■ What is asked
Pull out each line of the data that includes the word "this".

::: Provided records

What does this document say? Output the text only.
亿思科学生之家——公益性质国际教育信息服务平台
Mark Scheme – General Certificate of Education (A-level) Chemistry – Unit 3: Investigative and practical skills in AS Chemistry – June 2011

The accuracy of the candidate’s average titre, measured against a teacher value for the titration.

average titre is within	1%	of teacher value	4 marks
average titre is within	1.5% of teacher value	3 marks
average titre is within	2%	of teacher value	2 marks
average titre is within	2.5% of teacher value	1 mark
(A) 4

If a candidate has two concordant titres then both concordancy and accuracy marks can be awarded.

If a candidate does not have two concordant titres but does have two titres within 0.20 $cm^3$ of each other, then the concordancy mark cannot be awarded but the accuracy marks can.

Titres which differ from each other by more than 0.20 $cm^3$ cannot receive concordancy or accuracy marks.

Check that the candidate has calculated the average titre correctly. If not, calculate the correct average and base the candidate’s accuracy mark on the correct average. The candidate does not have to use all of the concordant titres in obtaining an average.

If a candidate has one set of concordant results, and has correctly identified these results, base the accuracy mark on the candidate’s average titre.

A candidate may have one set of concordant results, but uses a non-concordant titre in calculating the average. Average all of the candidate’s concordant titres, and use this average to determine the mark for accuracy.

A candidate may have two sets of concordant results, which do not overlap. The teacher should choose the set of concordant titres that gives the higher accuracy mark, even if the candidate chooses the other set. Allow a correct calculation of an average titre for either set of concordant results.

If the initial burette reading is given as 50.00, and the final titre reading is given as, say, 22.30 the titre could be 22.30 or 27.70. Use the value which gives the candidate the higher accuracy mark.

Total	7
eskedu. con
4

::::::

■ Response
What does this document say? Output the text only.
A candidate may have one set of concordant results, but uses a non-concordant titre in calculating the average. Average all of the candidate’s concordant titres, and use this average to determine the mark for accuracy.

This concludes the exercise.